» DESCRIPTION OF THE TASK
Each line below must be set down exactly; omit any image you find.

Data excerpts
● ● ● ● ●

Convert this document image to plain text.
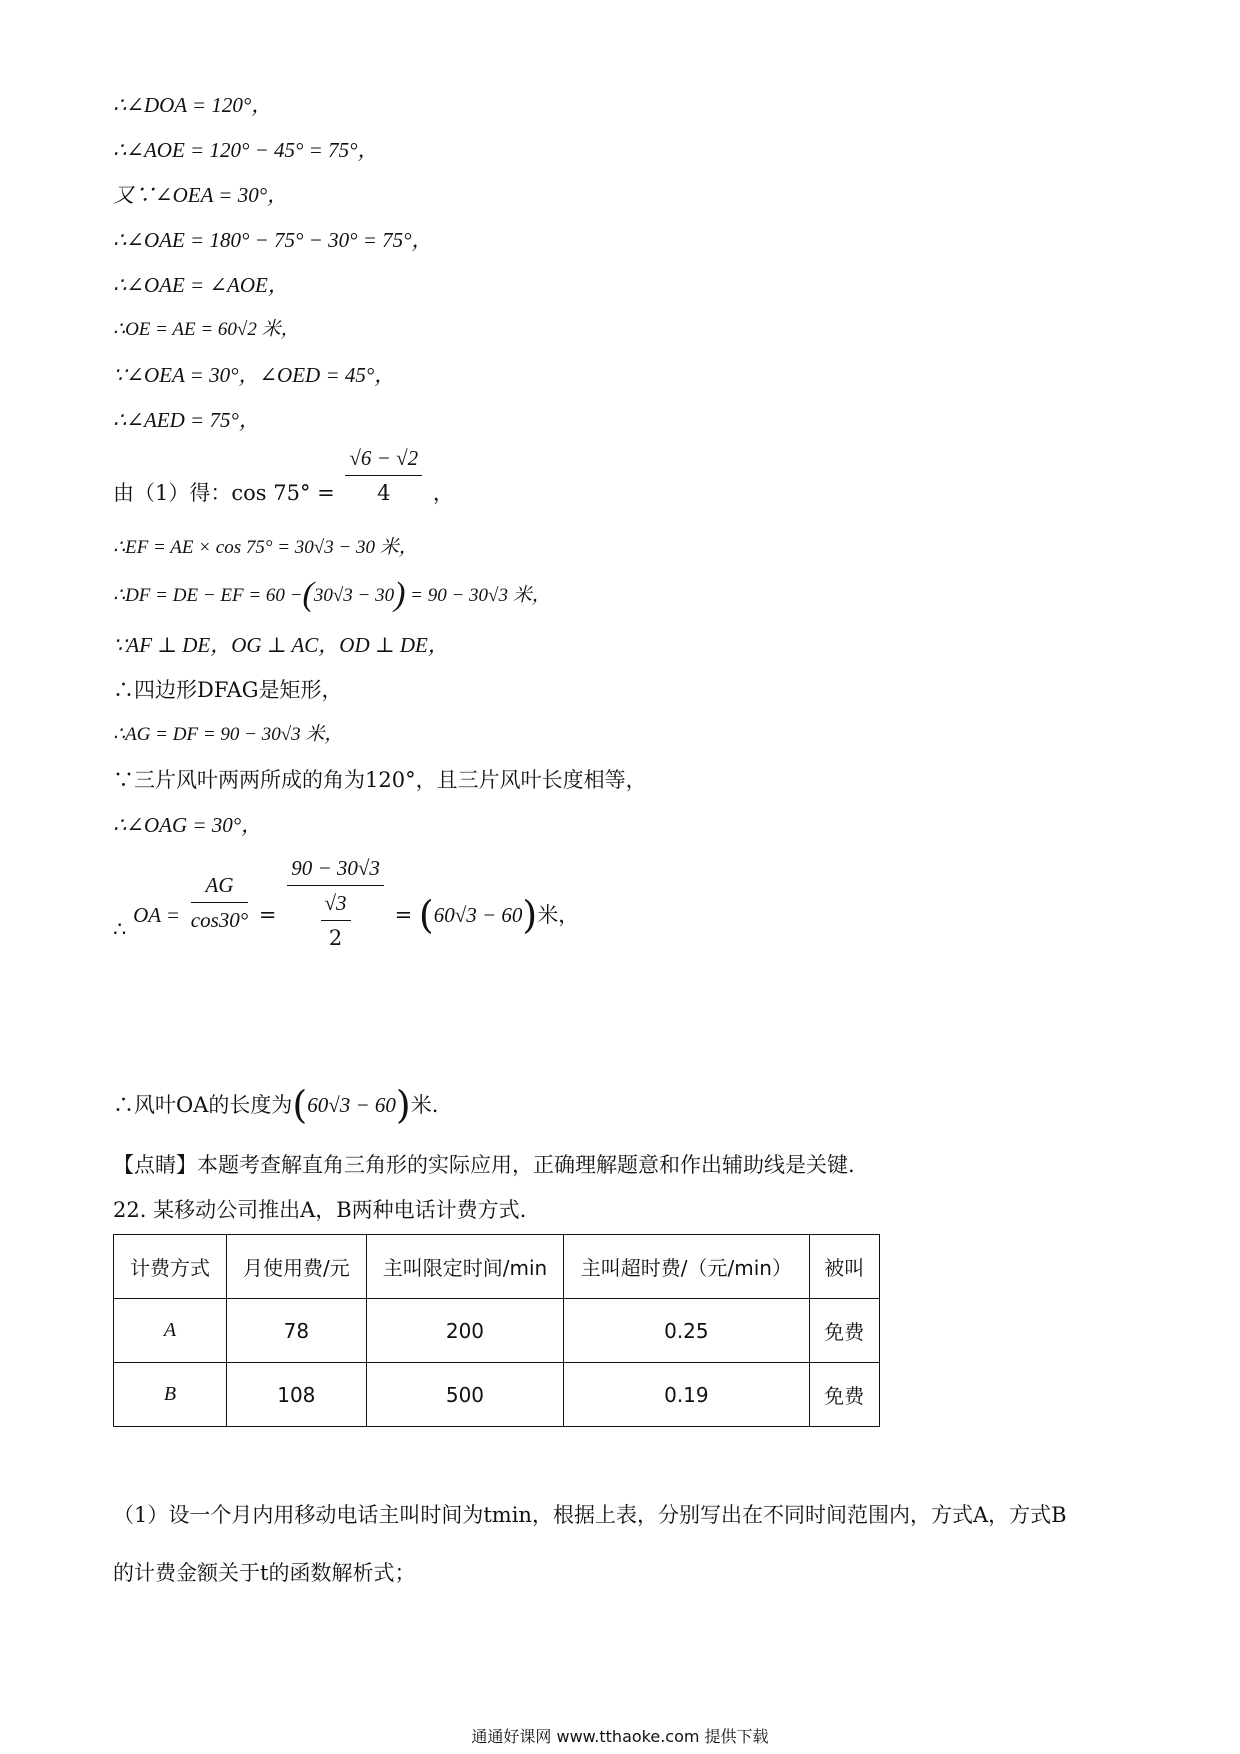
∴∠DOA = 120°，
∴∠AOE = 120° − 45° = 75°，
又∵∠OEA = 30°，
∴∠OAE = 180° − 75° − 30° = 75°，
∴∠OAE = ∠AOE，
∴OE = AE = 60√2 米，
∵∠OEA = 30°，∠OED = 45°，
∴∠AED = 75°，
由（1）得：$\cos 75^\circ = \frac{√6 - √2}{4}$ ，
∴EF = AE × cos 75° = 30√3 − 30 米，
∴DF = DE − EF = 60 −(30√3 − 30) = 90 − 30√3 米，
∵AF ⊥ DE，OG ⊥ AC，OD ⊥ DE，
∴四边形DFAG是矩形，
∴AG = DF = 90 − 30√3 米，
∵三片风叶两两所成的角为120°，且三片风叶长度相等，
∴∠OAG = 30°，
∴ OA = $\frac{AG}{\cos 30^\circ} = \frac{90 - 30√3}{\frac{√3}{2}} = (60√3 - 60)$米，
∴风叶OA的长度为(60√3 − 60)米.
【点睛】本题考查解直角三角形的实际应用，正确理解题意和作出辅助线是关键.
22. 某移动公司推出A，B两种电话计费方式.
计费方式	月使用费/元	主叫限定时间/min	主叫超时费/（元/min）	被叫
A	78	200	0.25	免费
B	108	500	0.19	免费
（1）设一个月内用移动电话主叫时间为tmin，根据上表，分别写出在不同时间范围内，方式A，方式B
的计费金额关于t的函数解析式；
通通好课网 www.tthaoke.com 提供下载
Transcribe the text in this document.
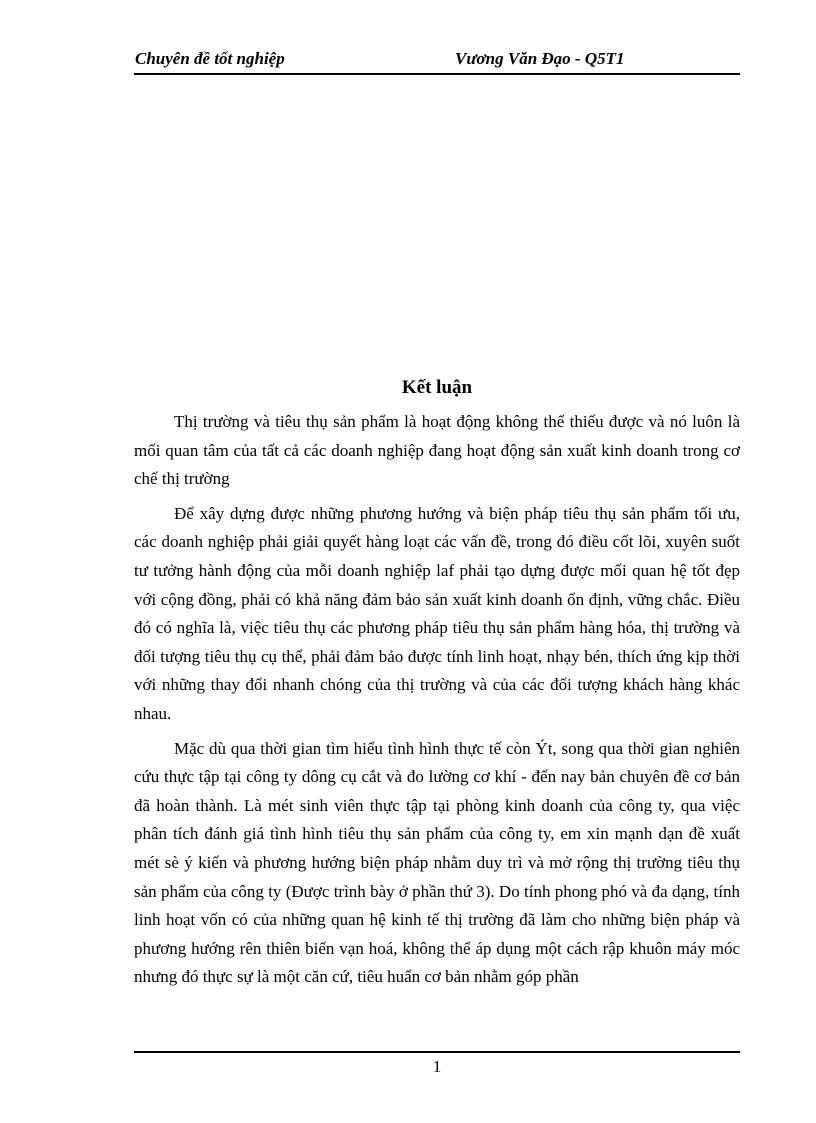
Chuyên đề tốt nghiệp	Vương Văn Đạo - Q5T1
Kết luận

Thị trường và tiêu thụ sản phẩm là hoạt động không thể thiếu được và nó luôn là mối quan tâm của tất cả các doanh nghiệp đang hoạt động sản xuất kinh doanh trong cơ chế thị trường

Để xây dựng được những phương hướng và biện pháp tiêu thụ sản phẩm tối ưu, các doanh nghiệp phải giải quyết hàng loạt các vấn đề, trong đó điều cốt lõi, xuyên suốt tư tưởng hành động của mỗi doanh nghiệp laf phải tạo dựng được mối quan hệ tốt đẹp với cộng đồng, phải có khả năng đảm bảo sản xuất kinh doanh ổn định, vững chắc. Điều đó có nghĩa là, việc tiêu thụ các phương pháp tiêu thụ sản phẩm hàng hóa, thị trường và đối tượng tiêu thụ cụ thể, phải đảm bảo được tính linh hoạt, nhạy bén, thích ứng kịp thời với những thay đổi nhanh chóng của thị trường và của các đối tượng khách hàng khác nhau.

Mặc dù qua thời gian tìm hiểu tình hình thực tế còn Ýt, song qua thời gian nghiên cứu thực tập tại công ty dông cụ cắt và đo lường cơ khí - đến nay bản chuyên đề cơ bản đã hoàn thành. Là mét sinh viên thực tập tại phòng kinh doanh của công ty, qua việc phân tích đánh giá tình hình tiêu thụ sản phẩm của công ty, em xin mạnh dạn đề xuất mét sè ý kiến và phương hướng biện pháp nhằm duy trì và mở rộng thị trường tiêu thụ sản phẩm của công ty (Được trình bày ở phần thứ 3). Do tính phong phó và đa dạng, tính linh hoạt vốn có của những quan hệ kinh tế thị trường đã làm cho những biện pháp và phương hướng rên thiên biến vạn hoá, không thể áp dụng một cách rập khuôn máy móc nhưng đó thực sự là một căn cứ, tiêu huẩn cơ bản nhằm góp phần

1
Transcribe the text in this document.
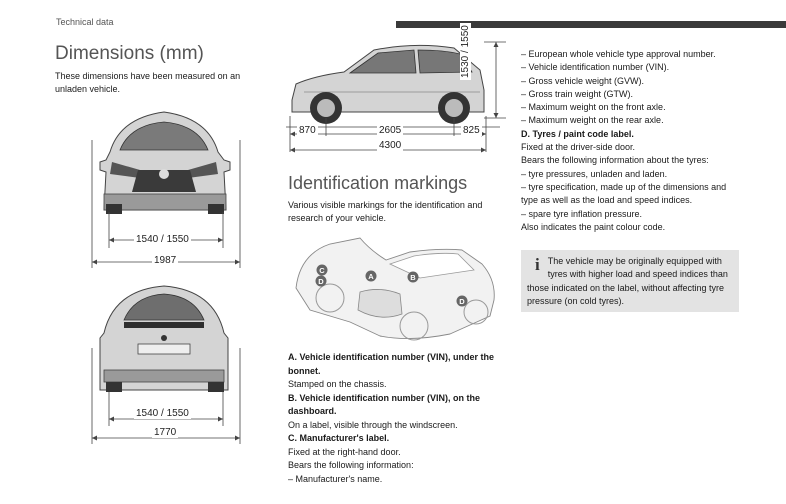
Technical data
Dimensions (mm)
These dimensions have been measured on an unladen vehicle.
1540 / 1550
1987
1540 / 1550
1770
870	2605	825
4300
1530 / 1550
Identification markings
Various visible markings for the identification and research of your vehicle.
C
D
A	B
D

A. Vehicle identification number (VIN), under the bonnet.

Stamped on the chassis.

B. Vehicle identification number (VIN), on the dashboard.

On a label, visible through the windscreen.

C. Manufacturer's label.

Fixed at the right-hand door.

Bears the following information:

– Manufacturer's name.

– European whole vehicle type approval number.

– Vehicle identification number (VIN).

– Gross vehicle weight (GVW).

– Gross train weight (GTW).

– Maximum weight on the front axle.

– Maximum weight on the rear axle.

D. Tyres / paint code label.

Fixed at the driver-side door.

Bears the following information about the tyres:

– tyre pressures, unladen and laden.

– tyre specification, made up of the dimensions and type as well as the load and speed indices.

– spare tyre inflation pressure.

Also indicates the paint colour code.

i The vehicle may be originally equipped with tyres with higher load and speed indices than those indicated on the label, without affecting tyre pressure (on cold tyres).
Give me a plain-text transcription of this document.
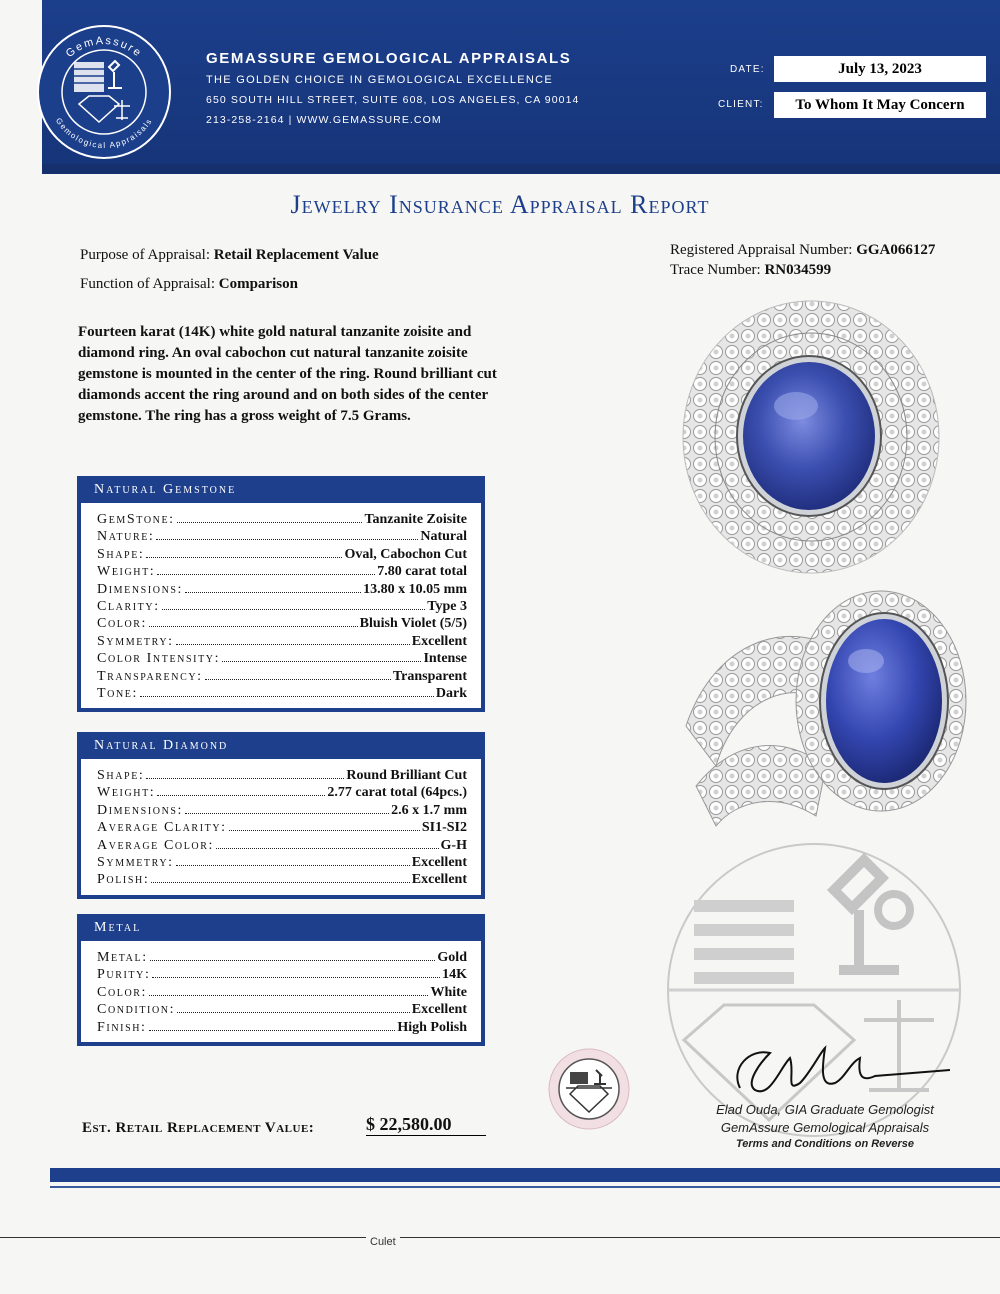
GemAssure
Gemological Appraisals
GEMASSURE GEMOLOGICAL APPRAISALS
THE GOLDEN CHOICE IN GEMOLOGICAL EXCELLENCE
650 SOUTH HILL STREET, SUITE 608, LOS ANGELES, CA 90014
213-258-2164 | WWW.GEMASSURE.COM
DATE:	July 13, 2023
CLIENT:	To Whom It May Concern
Jewelry Insurance Appraisal Report
Purpose of Appraisal: Retail Replacement Value
Function of Appraisal: Comparison
Registered Appraisal Number: GGA066127
Trace Number: RN034599
Fourteen karat (14K) white gold natural tanzanite zoisite and diamond ring. An oval cabochon cut natural tanzanite zoisite gemstone is mounted in the center of the ring. Round brilliant cut diamonds accent the ring around and on both sides of the center gemstone. The ring has a gross weight of 7.5 Grams.
Natural Gemstone
GemStone:	Tanzanite Zoisite
Nature:	Natural
Shape:	Oval, Cabochon Cut
Weight:	7.80 carat total
Dimensions:	13.80 x 10.05 mm
Clarity:	Type 3
Color:	Bluish Violet (5/5)
Symmetry:	Excellent
Color Intensity:	Intense
Transparency:	Transparent
Tone:	Dark
Natural Diamond
Shape:	Round Brilliant Cut
Weight:	2.77 carat total (64pcs.)
Dimensions:	2.6 x 1.7 mm
Average Clarity:	SI1-SI2
Average Color:	G-H
Symmetry:	Excellent
Polish:	Excellent
Metal
Metal:	Gold
Purity:	14K
Color:	White
Condition:	Excellent
Finish:	High Polish
Est. Retail Replacement Value:	$ 22,580.00
Elad Ouda, GIA Graduate Gemologist
GemAssure Gemological Appraisals
Terms and Conditions on Reverse
Culet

● ● ● ● ●

» COMPLETE OUTPUT
Convert this document image to plain text.
∴∠DOA = 120°，
∴∠AOE = 120° − 45° = 75°，
又∵∠OEA = 30°，
∴∠OAE = 180° − 75° − 30° = 75°，
∴∠OAE = ∠AOE，
∴OE = AE = 60√2 米，
∵∠OEA = 30°，∠OED = 45°，
∴∠AED = 75°，
由（1）得：$\cos 75^\circ = \frac{√6 - √2}{4}$ ，
∴EF = AE × cos 75° = 30√3 − 30 米，
∴DF = DE − EF = 60 −(30√3 − 30) = 90 − 30√3 米，
∵AF ⊥ DE，OG ⊥ AC，OD ⊥ DE，
∴四边形DFAG是矩形，
∴AG = DF = 90 − 30√3 米，
∵三片风叶两两所成的角为120°，且三片风叶长度相等，
∴∠OAG = 30°，
∴ OA = $\frac{AG}{\cos 30^\circ} = \frac{90 - 30√3}{\frac{√3}{2}} = (60√3 - 60)$米，
∴风叶OA的长度为(60√3 − 60)米.
【点睛】本题考查解直角三角形的实际应用，正确理解题意和作出辅助线是关键.
22. 某移动公司推出A，B两种电话计费方式.
计费方式	月使用费/元	主叫限定时间/min	主叫超时费/（元/min）	被叫
A	78	200	0.25	免费
B	108	500	0.19	免费
（1）设一个月内用移动电话主叫时间为tmin，根据上表，分别写出在不同时间范围内，方式A，方式B
的计费金额关于t的函数解析式；
通通好课网 www.tthaoke.com 提供下载
Transcribe the text in this document.
Chuyên đề tốt nghiệp	Vương Văn Đạo - Q5T1
Kết luận

Thị trường và tiêu thụ sản phẩm là hoạt động không thể thiếu được và nó luôn là mối quan tâm của tất cả các doanh nghiệp đang hoạt động sản xuất kinh doanh trong cơ chế thị trường

Để xây dựng được những phương hướng và biện pháp tiêu thụ sản phẩm tối ưu, các doanh nghiệp phải giải quyết hàng loạt các vấn đề, trong đó điều cốt lõi, xuyên suốt tư tưởng hành động của mỗi doanh nghiệp laf phải tạo dựng được mối quan hệ tốt đẹp với cộng đồng, phải có khả năng đảm bảo sản xuất kinh doanh ổn định, vững chắc. Điều đó có nghĩa là, việc tiêu thụ các phương pháp tiêu thụ sản phẩm hàng hóa, thị trường và đối tượng tiêu thụ cụ thể, phải đảm bảo được tính linh hoạt, nhạy bén, thích ứng kịp thời với những thay đổi nhanh chóng của thị trường và của các đối tượng khách hàng khác nhau.

Mặc dù qua thời gian tìm hiểu tình hình thực tế còn Ýt, song qua thời gian nghiên cứu thực tập tại công ty dông cụ cắt và đo lường cơ khí - đến nay bản chuyên đề cơ bản đã hoàn thành. Là mét sinh viên thực tập tại phòng kinh doanh của công ty, qua việc phân tích đánh giá tình hình tiêu thụ sản phẩm của công ty, em xin mạnh dạn đề xuất mét sè ý kiến và phương hướng biện pháp nhằm duy trì và mở rộng thị trường tiêu thụ sản phẩm của công ty (Được trình bày ở phần thứ 3). Do tính phong phó và đa dạng, tính linh hoạt vốn có của những quan hệ kinh tế thị trường đã làm cho những biện pháp và phương hướng rên thiên biến vạn hoá, không thể áp dụng một cách rập khuôn máy móc nhưng đó thực sự là một căn cứ, tiêu huẩn cơ bản nhằm góp phần

1
Transcribe the text in this document.
Technical data
Dimensions (mm)
These dimensions have been measured on an unladen vehicle.
1540 / 1550
1987
1540 / 1550
1770
870	2605	825
4300
1530 / 1550
Identification markings
Various visible markings for the identification and research of your vehicle.
C
D
A	B
D

A. Vehicle identification number (VIN), under the bonnet.

Stamped on the chassis.

B. Vehicle identification number (VIN), on the dashboard.

On a label, visible through the windscreen.

C. Manufacturer's label.

Fixed at the right-hand door.

Bears the following information:

– Manufacturer's name.

– European whole vehicle type approval number.

– Vehicle identification number (VIN).

– Gross vehicle weight (GVW).

– Gross train weight (GTW).

– Maximum weight on the front axle.

– Maximum weight on the rear axle.

D. Tyres / paint code label.

Fixed at the driver-side door.

Bears the following information about the tyres:

– tyre pressures, unladen and laden.

– tyre specification, made up of the dimensions and type as well as the load and speed indices.

– spare tyre inflation pressure.

Also indicates the paint colour code.

i The vehicle may be originally equipped with tyres with higher load and speed indices than those indicated on the label, without affecting tyre pressure (on cold tyres).
Give me a plain-text transcription of this document.
GemAssure
Gemological Appraisals
GEMASSURE GEMOLOGICAL APPRAISALS
THE GOLDEN CHOICE IN GEMOLOGICAL EXCELLENCE
650 SOUTH HILL STREET, SUITE 608, LOS ANGELES, CA 90014
213-258-2164 | WWW.GEMASSURE.COM
DATE:	July 13, 2023
CLIENT:	To Whom It May Concern
Jewelry Insurance Appraisal Report
Purpose of Appraisal: Retail Replacement Value
Function of Appraisal: Comparison
Registered Appraisal Number: GGA066127
Trace Number: RN034599
Fourteen karat (14K) white gold natural tanzanite zoisite and diamond ring. An oval cabochon cut natural tanzanite zoisite gemstone is mounted in the center of the ring. Round brilliant cut diamonds accent the ring around and on both sides of the center gemstone. The ring has a gross weight of 7.5 Grams.
Natural Gemstone
GemStone:	Tanzanite Zoisite
Nature:	Natural
Shape:	Oval, Cabochon Cut
Weight:	7.80 carat total
Dimensions:	13.80 x 10.05 mm
Clarity:	Type 3
Color:	Bluish Violet (5/5)
Symmetry:	Excellent
Color Intensity:	Intense
Transparency:	Transparent
Tone:	Dark
Natural Diamond
Shape:	Round Brilliant Cut
Weight:	2.77 carat total (64pcs.)
Dimensions:	2.6 x 1.7 mm
Average Clarity:	SI1-SI2
Average Color:	G-H
Symmetry:	Excellent
Polish:	Excellent
Metal
Metal:	Gold
Purity:	14K
Color:	White
Condition:	Excellent
Finish:	High Polish
Est. Retail Replacement Value:	$ 22,580.00
Elad Ouda, GIA Graduate Gemologist
GemAssure Gemological Appraisals
Terms and Conditions on Reverse
Culet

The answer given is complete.